- [What you need to do] In your copy, include every line of the listing below exactly but none of the pictures.

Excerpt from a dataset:
-- begin --
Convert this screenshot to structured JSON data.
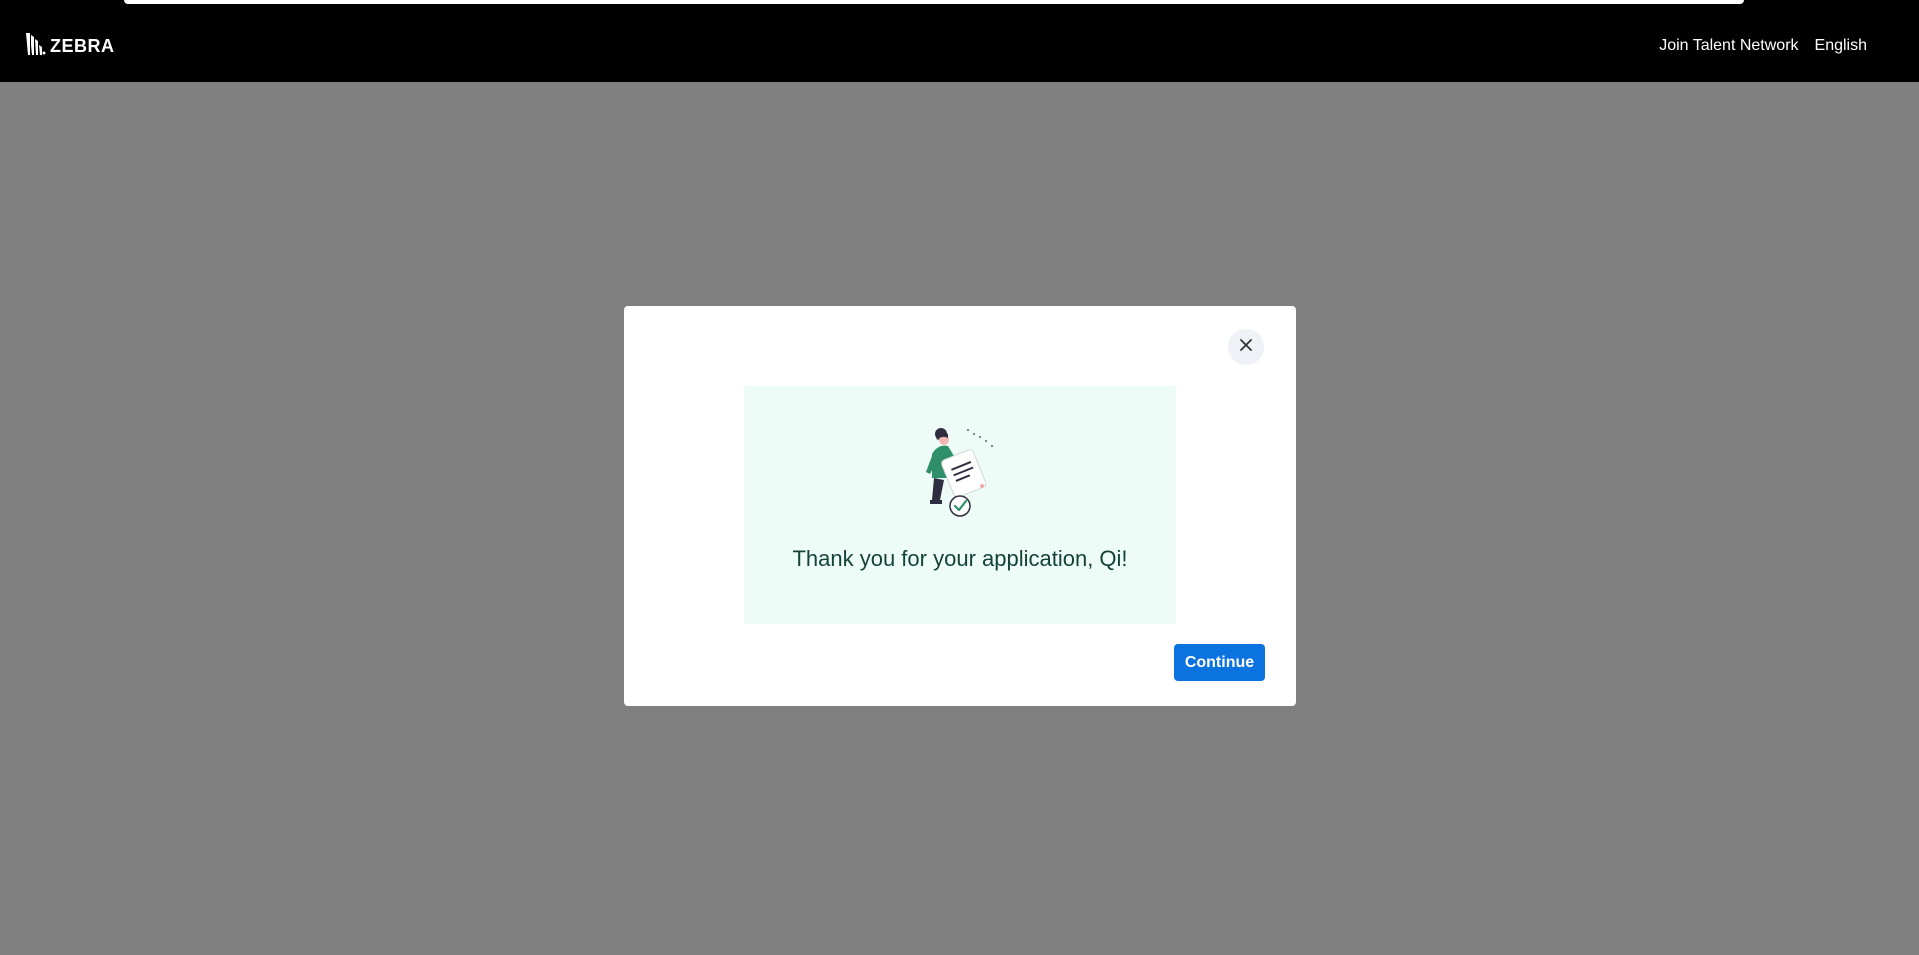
{
  "header": {
    "logo_text": "ZEBRA",
    "nav": {
      "join_talent_network": "Join Talent Network",
      "language": "English"
    }
  },
  "modal": {
    "close_icon": "close-icon",
    "illustration_icon": "woman-holding-document-check-illustration",
    "thanks_message": "Thank you for your application, Qi!",
    "continue_label": "Continue"
  },
  "colors": {
    "header_bg": "#000000",
    "overlay_bg": "#808080",
    "banner_bg": "#edfcf6",
    "message_text": "#15433a",
    "primary_button": "#0b73e0"
  }
}
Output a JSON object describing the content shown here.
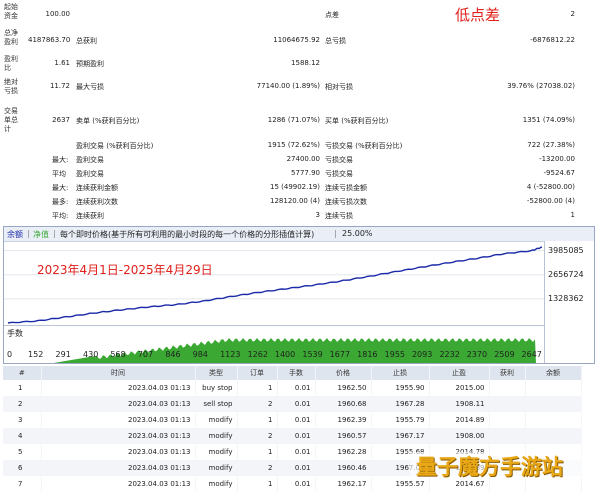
{
  "stats": {
    "col1": [
      {
        "label": "起始\n资金",
        "value": "100.00"
      },
      {
        "label": "总净\n盈利",
        "value": "4187863.70"
      },
      {
        "label": "盈利\n比",
        "value": "1.61"
      },
      {
        "label": "绝对\n亏损",
        "value": "11.72"
      },
      {
        "label": "交易\n单总\n计",
        "value": "2637"
      }
    ],
    "col2": [
      {
        "label": "总获利",
        "value": "11064675.92"
      },
      {
        "label": "预期盈利",
        "value": "1588.12"
      },
      {
        "label": "最大亏损",
        "value": "77140.00 (1.89%)"
      },
      {
        "label": "卖单 (%获利百分比)",
        "value": "1286 (71.07%)"
      },
      {
        "label": "盈利交易 (%获利百分比)",
        "value": "1915 (72.62%)"
      },
      {
        "label": "盈利交易",
        "value": "27400.00",
        "prefix": "最大:"
      },
      {
        "label": "盈利交易",
        "value": "5777.90",
        "prefix": "平均"
      },
      {
        "label": "连续获利金额",
        "value": "15 (49902.19)",
        "prefix": "最大:"
      },
      {
        "label": "连续获利次数",
        "value": "128120.00 (4)",
        "prefix": "最多:"
      },
      {
        "label": "连续获利",
        "value": "3",
        "prefix": "平均:"
      }
    ],
    "col3": [
      {
        "label": "点差",
        "value": "2"
      },
      {
        "label": "总亏损",
        "value": "-6876812.22"
      },
      {
        "label": "",
        "value": ""
      },
      {
        "label": "相对亏损",
        "value": "39.76% (27038.02)"
      },
      {
        "label": "买单 (%获利百分比)",
        "value": "1351 (74.09%)"
      },
      {
        "label": "亏损交易 (%获利百分比)",
        "value": "722 (27.38%)"
      },
      {
        "label": "亏损交易",
        "value": "-13200.00"
      },
      {
        "label": "亏损交易",
        "value": "-9524.67"
      },
      {
        "label": "连续亏损金额",
        "value": "4 (-52800.00)"
      },
      {
        "label": "连续亏损次数",
        "value": "-52800.00 (4)"
      },
      {
        "label": "连续亏损",
        "value": "1"
      }
    ],
    "annotation": "低点差"
  },
  "chart": {
    "legend_balance": "余额",
    "legend_equity": "净值",
    "header_text": "每个即时价格(基于所有可利用的最小时段的每一个价格的分形插值计算)",
    "quality": "25.00%",
    "date_range": "2023年4月1日-2025年4月29日",
    "volume_label": "手数",
    "colors": {
      "balance": "#1a2aa8",
      "volume": "#3aa832",
      "annotation": "#e0201b"
    }
  },
  "chart_data": {
    "type": "line",
    "title": "每个即时价格(基于所有可利用的最小时段的每一个价格的分形插值计算)",
    "xlabel": "",
    "ylabel": "",
    "x_ticks": [
      "0",
      "152",
      "291",
      "430",
      "568",
      "707",
      "846",
      "984",
      "1123",
      "1262",
      "1400",
      "1539",
      "1677",
      "1816",
      "1955",
      "2093",
      "2232",
      "2370",
      "2509",
      "2647"
    ],
    "y_ticks": [
      "3985085",
      "2656724",
      "1328362"
    ],
    "ylim": [
      0,
      4187964
    ],
    "xlim": [
      0,
      2700
    ],
    "series": [
      {
        "name": "余额",
        "x": [
          0,
          152,
          291,
          430,
          568,
          707,
          846,
          984,
          1123,
          1262,
          1400,
          1539,
          1677,
          1816,
          1955,
          2093,
          2232,
          2370,
          2509,
          2647,
          2700
        ],
        "values": [
          100,
          120000,
          330000,
          540000,
          720000,
          880000,
          1010000,
          1200000,
          1450000,
          1680000,
          1880000,
          2080000,
          2300000,
          2550000,
          2820000,
          3080000,
          3330000,
          3560000,
          3820000,
          3985085,
          4187964
        ]
      }
    ]
  },
  "orders": {
    "headers": [
      "#",
      "时间",
      "类型",
      "订单",
      "手数",
      "价格",
      "止损",
      "止盈",
      "获利",
      "余额"
    ],
    "rows": [
      [
        "1",
        "2023.04.03 01:13",
        "buy stop",
        "1",
        "0.01",
        "1962.50",
        "1955.90",
        "2015.00",
        "",
        ""
      ],
      [
        "2",
        "2023.04.03 01:13",
        "sell stop",
        "2",
        "0.01",
        "1960.68",
        "1967.28",
        "1908.11",
        "",
        ""
      ],
      [
        "3",
        "2023.04.03 01:13",
        "modify",
        "1",
        "0.01",
        "1962.39",
        "1955.79",
        "2014.89",
        "",
        ""
      ],
      [
        "4",
        "2023.04.03 01:13",
        "modify",
        "2",
        "0.01",
        "1960.57",
        "1967.17",
        "1908.00",
        "",
        ""
      ],
      [
        "5",
        "2023.04.03 01:13",
        "modify",
        "1",
        "0.01",
        "1962.28",
        "1955.68",
        "2014.78",
        "",
        ""
      ],
      [
        "6",
        "2023.04.03 01:13",
        "modify",
        "2",
        "0.01",
        "1960.46",
        "1967.06",
        "1907.89",
        "",
        ""
      ],
      [
        "7",
        "2023.04.03 01:13",
        "modify",
        "1",
        "0.01",
        "1962.17",
        "1955.57",
        "2014.67",
        "",
        ""
      ]
    ]
  },
  "watermark": "量子魔方手游站"
}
-- end --
- [Response to this exercise]
Convert this screenshot to structured JSON data.
{
  "header": {
    "logo_text": "ZEBRA",
    "nav": {
      "join_talent_network": "Join Talent Network",
      "language": "English"
    }
  },
  "modal": {
    "close_icon": "close-icon",
    "illustration_icon": "woman-holding-document-check-illustration",
    "thanks_message": "Thank you for your application, Qi!",
    "continue_label": "Continue"
  },
  "colors": {
    "header_bg": "#000000",
    "overlay_bg": "#808080",
    "banner_bg": "#edfcf6",
    "message_text": "#15433a",
    "primary_button": "#0b73e0"
  }
}
Output a JSON object describing the content shown here.
{
  "stats": {
    "col1": [
      {
        "label": "起始\n资金",
        "value": "100.00"
      },
      {
        "label": "总净\n盈利",
        "value": "4187863.70"
      },
      {
        "label": "盈利\n比",
        "value": "1.61"
      },
      {
        "label": "绝对\n亏损",
        "value": "11.72"
      },
      {
        "label": "交易\n单总\n计",
        "value": "2637"
      }
    ],
    "col2": [
      {
        "label": "总获利",
        "value": "11064675.92"
      },
      {
        "label": "预期盈利",
        "value": "1588.12"
      },
      {
        "label": "最大亏损",
        "value": "77140.00 (1.89%)"
      },
      {
        "label": "卖单 (%获利百分比)",
        "value": "1286 (71.07%)"
      },
      {
        "label": "盈利交易 (%获利百分比)",
        "value": "1915 (72.62%)"
      },
      {
        "label": "盈利交易",
        "value": "27400.00",
        "prefix": "最大:"
      },
      {
        "label": "盈利交易",
        "value": "5777.90",
        "prefix": "平均"
      },
      {
        "label": "连续获利金额",
        "value": "15 (49902.19)",
        "prefix": "最大:"
      },
      {
        "label": "连续获利次数",
        "value": "128120.00 (4)",
        "prefix": "最多:"
      },
      {
        "label": "连续获利",
        "value": "3",
        "prefix": "平均:"
      }
    ],
    "col3": [
      {
        "label": "点差",
        "value": "2"
      },
      {
        "label": "总亏损",
        "value": "-6876812.22"
      },
      {
        "label": "",
        "value": ""
      },
      {
        "label": "相对亏损",
        "value": "39.76% (27038.02)"
      },
      {
        "label": "买单 (%获利百分比)",
        "value": "1351 (74.09%)"
      },
      {
        "label": "亏损交易 (%获利百分比)",
        "value": "722 (27.38%)"
      },
      {
        "label": "亏损交易",
        "value": "-13200.00"
      },
      {
        "label": "亏损交易",
        "value": "-9524.67"
      },
      {
        "label": "连续亏损金额",
        "value": "4 (-52800.00)"
      },
      {
        "label": "连续亏损次数",
        "value": "-52800.00 (4)"
      },
      {
        "label": "连续亏损",
        "value": "1"
      }
    ],
    "annotation": "低点差"
  },
  "chart": {
    "legend_balance": "余额",
    "legend_equity": "净值",
    "header_text": "每个即时价格(基于所有可利用的最小时段的每一个价格的分形插值计算)",
    "quality": "25.00%",
    "date_range": "2023年4月1日-2025年4月29日",
    "volume_label": "手数",
    "colors": {
      "balance": "#1a2aa8",
      "volume": "#3aa832",
      "annotation": "#e0201b"
    }
  },
  "chart_data": {
    "type": "line",
    "title": "每个即时价格(基于所有可利用的最小时段的每一个价格的分形插值计算)",
    "xlabel": "",
    "ylabel": "",
    "x_ticks": [
      "0",
      "152",
      "291",
      "430",
      "568",
      "707",
      "846",
      "984",
      "1123",
      "1262",
      "1400",
      "1539",
      "1677",
      "1816",
      "1955",
      "2093",
      "2232",
      "2370",
      "2509",
      "2647"
    ],
    "y_ticks": [
      "3985085",
      "2656724",
      "1328362"
    ],
    "ylim": [
      0,
      4187964
    ],
    "xlim": [
      0,
      2700
    ],
    "series": [
      {
        "name": "余额",
        "x": [
          0,
          152,
          291,
          430,
          568,
          707,
          846,
          984,
          1123,
          1262,
          1400,
          1539,
          1677,
          1816,
          1955,
          2093,
          2232,
          2370,
          2509,
          2647,
          2700
        ],
        "values": [
          100,
          120000,
          330000,
          540000,
          720000,
          880000,
          1010000,
          1200000,
          1450000,
          1680000,
          1880000,
          2080000,
          2300000,
          2550000,
          2820000,
          3080000,
          3330000,
          3560000,
          3820000,
          3985085,
          4187964
        ]
      }
    ]
  },
  "orders": {
    "headers": [
      "#",
      "时间",
      "类型",
      "订单",
      "手数",
      "价格",
      "止损",
      "止盈",
      "获利",
      "余额"
    ],
    "rows": [
      [
        "1",
        "2023.04.03 01:13",
        "buy stop",
        "1",
        "0.01",
        "1962.50",
        "1955.90",
        "2015.00",
        "",
        ""
      ],
      [
        "2",
        "2023.04.03 01:13",
        "sell stop",
        "2",
        "0.01",
        "1960.68",
        "1967.28",
        "1908.11",
        "",
        ""
      ],
      [
        "3",
        "2023.04.03 01:13",
        "modify",
        "1",
        "0.01",
        "1962.39",
        "1955.79",
        "2014.89",
        "",
        ""
      ],
      [
        "4",
        "2023.04.03 01:13",
        "modify",
        "2",
        "0.01",
        "1960.57",
        "1967.17",
        "1908.00",
        "",
        ""
      ],
      [
        "5",
        "2023.04.03 01:13",
        "modify",
        "1",
        "0.01",
        "1962.28",
        "1955.68",
        "2014.78",
        "",
        ""
      ],
      [
        "6",
        "2023.04.03 01:13",
        "modify",
        "2",
        "0.01",
        "1960.46",
        "1967.06",
        "1907.89",
        "",
        ""
      ],
      [
        "7",
        "2023.04.03 01:13",
        "modify",
        "1",
        "0.01",
        "1962.17",
        "1955.57",
        "2014.67",
        "",
        ""
      ]
    ]
  },
  "watermark": "量子魔方手游站"
}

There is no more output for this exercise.